Transcribe every line exactly. Leave the pictures behind.
----- Dataset entries -----
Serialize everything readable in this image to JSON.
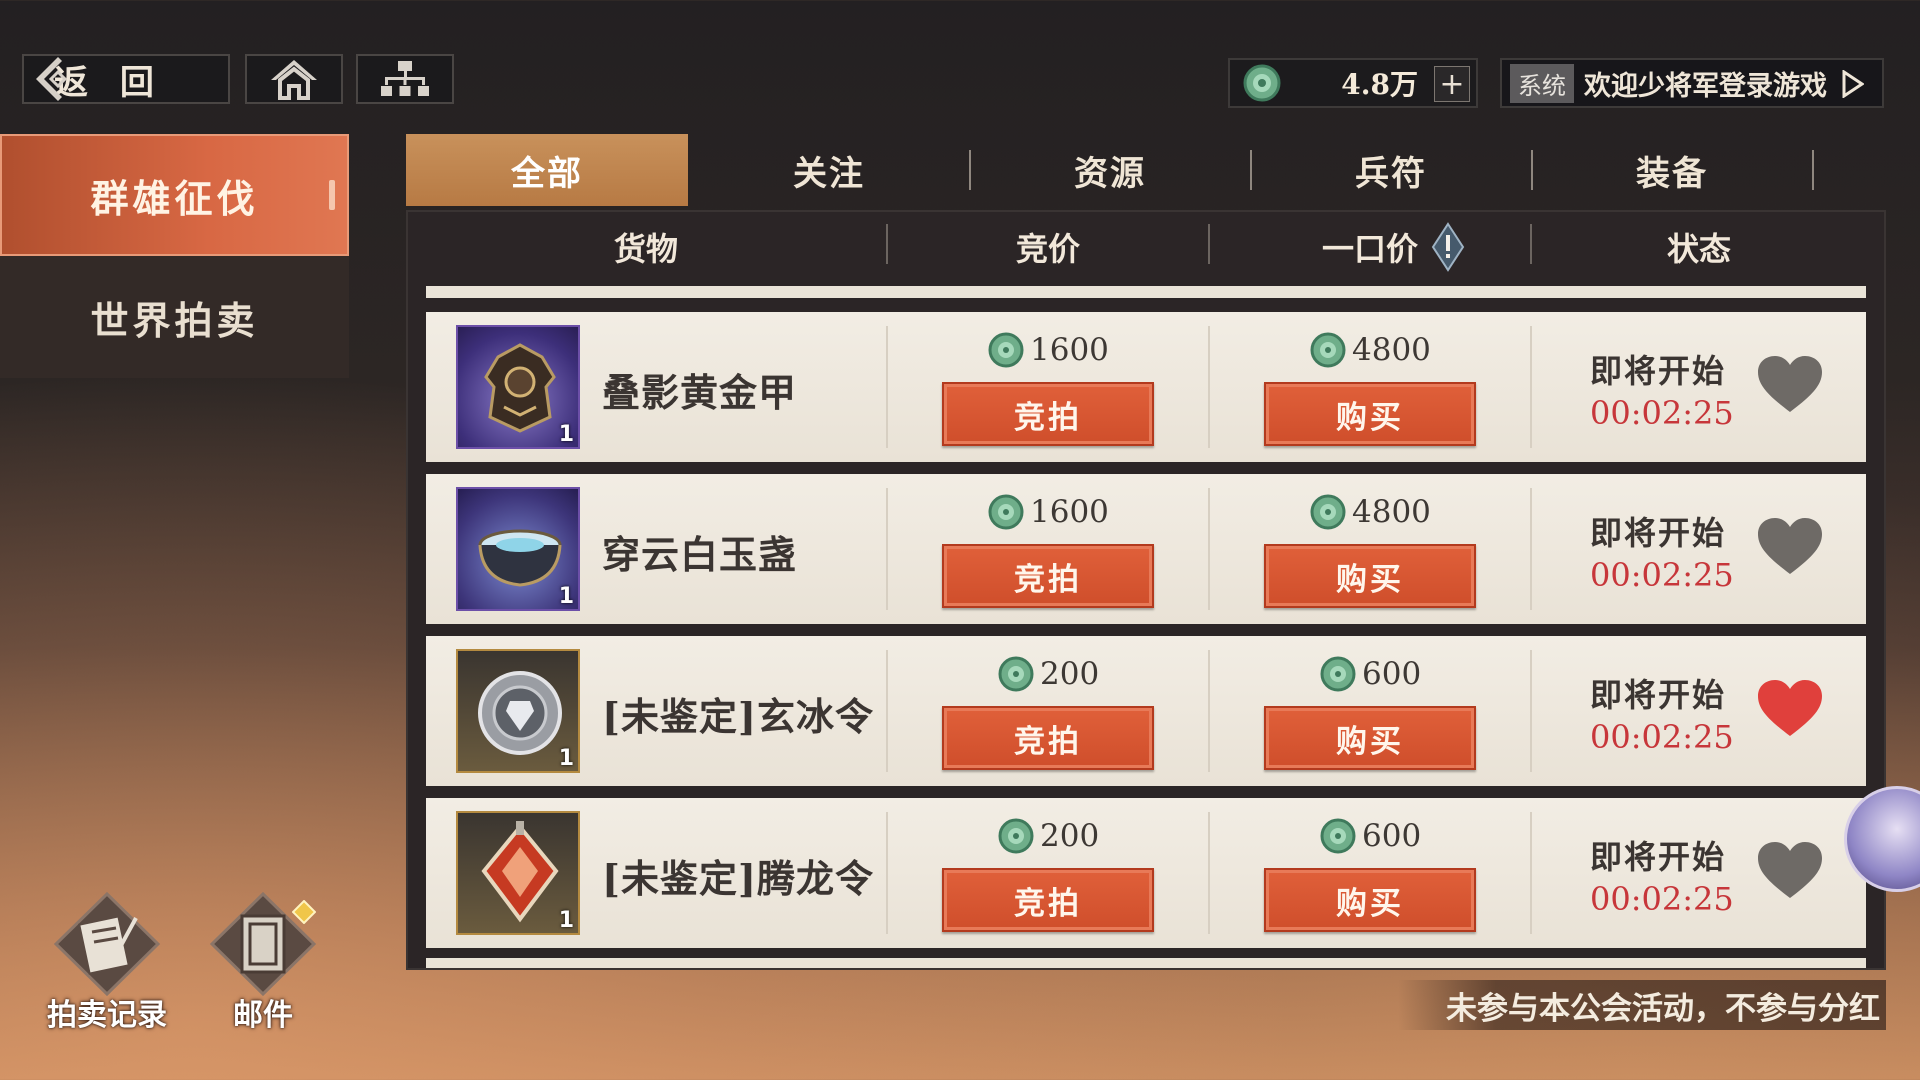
{
  "topbar": {
    "back_label": "返 回",
    "currency_amount": "4.8万",
    "plus_label": "+",
    "system_tag": "系统",
    "system_message": "欢迎少将军登录游戏"
  },
  "left_menu": {
    "items": [
      {
        "label": "群雄征伐",
        "active": true
      },
      {
        "label": "世界拍卖",
        "active": false
      }
    ]
  },
  "tabs": [
    {
      "label": "全部",
      "active": true
    },
    {
      "label": "关注"
    },
    {
      "label": "资源"
    },
    {
      "label": "兵符"
    },
    {
      "label": "装备"
    }
  ],
  "columns": {
    "goods": "货物",
    "bid": "竞价",
    "buyout": "一口价",
    "status": "状态"
  },
  "rows": [
    {
      "name": "叠影黄金甲",
      "qty": "1",
      "bid_price": "1600",
      "buy_price": "4800",
      "bid_label": "竞拍",
      "buy_label": "购买",
      "status": "即将开始",
      "timer": "00:02:25",
      "favorited": false
    },
    {
      "name": "穿云白玉盏",
      "qty": "1",
      "bid_price": "1600",
      "buy_price": "4800",
      "bid_label": "竞拍",
      "buy_label": "购买",
      "status": "即将开始",
      "timer": "00:02:25",
      "favorited": false
    },
    {
      "name": "[未鉴定]玄冰令",
      "qty": "1",
      "bid_price": "200",
      "buy_price": "600",
      "bid_label": "竞拍",
      "buy_label": "购买",
      "status": "即将开始",
      "timer": "00:02:25",
      "favorited": true
    },
    {
      "name": "[未鉴定]腾龙令",
      "qty": "1",
      "bid_price": "200",
      "buy_price": "600",
      "bid_label": "竞拍",
      "buy_label": "购买",
      "status": "即将开始",
      "timer": "00:02:25",
      "favorited": false
    }
  ],
  "bottom": {
    "auction_record_label": "拍卖记录",
    "mail_label": "邮件",
    "notice": "未参与本公会活动，不参与分红"
  },
  "colors": {
    "accent_orange": "#d86844",
    "tab_gold": "#c8915b",
    "button_red": "#cf4e2b",
    "timer_red": "#c7363a",
    "heart_active": "#e0403c",
    "heart_idle": "#6e6a66"
  }
}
-----
◆ Exercise answer
Serialize everything readable in this image to JSON.
{
  "topbar": {
    "back_label": "返 回",
    "currency_amount": "4.8万",
    "plus_label": "+",
    "system_tag": "系统",
    "system_message": "欢迎少将军登录游戏"
  },
  "left_menu": {
    "items": [
      {
        "label": "群雄征伐",
        "active": true
      },
      {
        "label": "世界拍卖",
        "active": false
      }
    ]
  },
  "tabs": [
    {
      "label": "全部",
      "active": true
    },
    {
      "label": "关注"
    },
    {
      "label": "资源"
    },
    {
      "label": "兵符"
    },
    {
      "label": "装备"
    }
  ],
  "columns": {
    "goods": "货物",
    "bid": "竞价",
    "buyout": "一口价",
    "status": "状态"
  },
  "rows": [
    {
      "name": "叠影黄金甲",
      "qty": "1",
      "bid_price": "1600",
      "buy_price": "4800",
      "bid_label": "竞拍",
      "buy_label": "购买",
      "status": "即将开始",
      "timer": "00:02:25",
      "favorited": false
    },
    {
      "name": "穿云白玉盏",
      "qty": "1",
      "bid_price": "1600",
      "buy_price": "4800",
      "bid_label": "竞拍",
      "buy_label": "购买",
      "status": "即将开始",
      "timer": "00:02:25",
      "favorited": false
    },
    {
      "name": "[未鉴定]玄冰令",
      "qty": "1",
      "bid_price": "200",
      "buy_price": "600",
      "bid_label": "竞拍",
      "buy_label": "购买",
      "status": "即将开始",
      "timer": "00:02:25",
      "favorited": true
    },
    {
      "name": "[未鉴定]腾龙令",
      "qty": "1",
      "bid_price": "200",
      "buy_price": "600",
      "bid_label": "竞拍",
      "buy_label": "购买",
      "status": "即将开始",
      "timer": "00:02:25",
      "favorited": false
    }
  ],
  "bottom": {
    "auction_record_label": "拍卖记录",
    "mail_label": "邮件",
    "notice": "未参与本公会活动，不参与分红"
  },
  "colors": {
    "accent_orange": "#d86844",
    "tab_gold": "#c8915b",
    "button_red": "#cf4e2b",
    "timer_red": "#c7363a",
    "heart_active": "#e0403c",
    "heart_idle": "#6e6a66"
  }
}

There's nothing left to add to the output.